#### What to produce
Make an exact copy of all the entries, but do not reproduce the pictures.

#### Task inputs

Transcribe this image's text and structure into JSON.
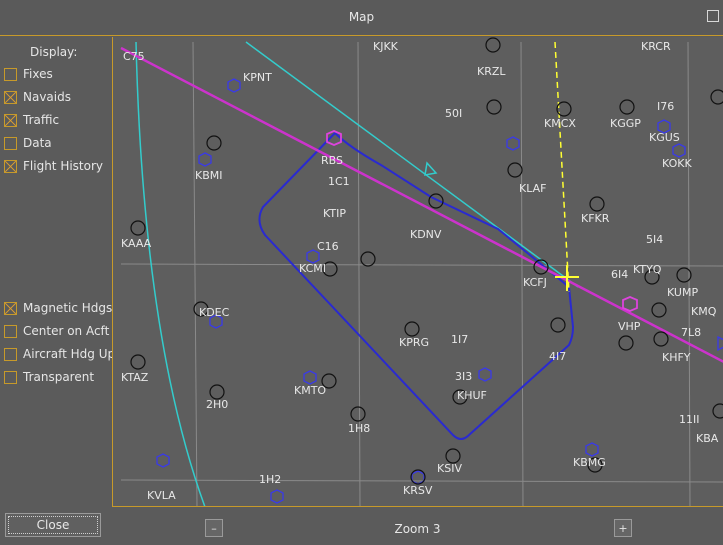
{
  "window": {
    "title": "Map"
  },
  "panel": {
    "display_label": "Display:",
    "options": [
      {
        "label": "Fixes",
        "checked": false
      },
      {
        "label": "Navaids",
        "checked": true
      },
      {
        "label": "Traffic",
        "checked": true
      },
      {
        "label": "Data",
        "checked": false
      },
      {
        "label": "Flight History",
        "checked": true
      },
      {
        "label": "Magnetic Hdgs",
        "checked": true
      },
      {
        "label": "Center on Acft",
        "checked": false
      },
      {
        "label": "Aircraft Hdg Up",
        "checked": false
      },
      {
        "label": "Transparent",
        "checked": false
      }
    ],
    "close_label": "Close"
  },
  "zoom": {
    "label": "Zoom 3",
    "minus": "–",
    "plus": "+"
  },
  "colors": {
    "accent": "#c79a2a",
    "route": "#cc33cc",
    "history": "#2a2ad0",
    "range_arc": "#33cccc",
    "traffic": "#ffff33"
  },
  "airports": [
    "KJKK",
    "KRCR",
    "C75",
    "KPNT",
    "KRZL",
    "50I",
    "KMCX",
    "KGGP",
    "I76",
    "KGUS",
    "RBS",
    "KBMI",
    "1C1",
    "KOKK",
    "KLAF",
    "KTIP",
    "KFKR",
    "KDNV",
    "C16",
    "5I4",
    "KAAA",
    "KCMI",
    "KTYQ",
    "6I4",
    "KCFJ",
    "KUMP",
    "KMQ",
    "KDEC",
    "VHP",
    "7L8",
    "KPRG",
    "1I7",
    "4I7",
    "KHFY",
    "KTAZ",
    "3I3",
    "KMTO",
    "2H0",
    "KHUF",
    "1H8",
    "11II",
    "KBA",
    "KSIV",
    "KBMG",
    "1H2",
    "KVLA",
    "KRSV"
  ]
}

#### The response
Transcribe this image's text and structure into JSON.
{
  "window": {
    "title": "Map"
  },
  "panel": {
    "display_label": "Display:",
    "options": [
      {
        "label": "Fixes",
        "checked": false
      },
      {
        "label": "Navaids",
        "checked": true
      },
      {
        "label": "Traffic",
        "checked": true
      },
      {
        "label": "Data",
        "checked": false
      },
      {
        "label": "Flight History",
        "checked": true
      },
      {
        "label": "Magnetic Hdgs",
        "checked": true
      },
      {
        "label": "Center on Acft",
        "checked": false
      },
      {
        "label": "Aircraft Hdg Up",
        "checked": false
      },
      {
        "label": "Transparent",
        "checked": false
      }
    ],
    "close_label": "Close"
  },
  "zoom": {
    "label": "Zoom 3",
    "minus": "–",
    "plus": "+"
  },
  "colors": {
    "accent": "#c79a2a",
    "route": "#cc33cc",
    "history": "#2a2ad0",
    "range_arc": "#33cccc",
    "traffic": "#ffff33"
  },
  "airports": [
    "KJKK",
    "KRCR",
    "C75",
    "KPNT",
    "KRZL",
    "50I",
    "KMCX",
    "KGGP",
    "I76",
    "KGUS",
    "RBS",
    "KBMI",
    "1C1",
    "KOKK",
    "KLAF",
    "KTIP",
    "KFKR",
    "KDNV",
    "C16",
    "5I4",
    "KAAA",
    "KCMI",
    "KTYQ",
    "6I4",
    "KCFJ",
    "KUMP",
    "KMQ",
    "KDEC",
    "VHP",
    "7L8",
    "KPRG",
    "1I7",
    "4I7",
    "KHFY",
    "KTAZ",
    "3I3",
    "KMTO",
    "2H0",
    "KHUF",
    "1H8",
    "11II",
    "KBA",
    "KSIV",
    "KBMG",
    "1H2",
    "KVLA",
    "KRSV"
  ]
}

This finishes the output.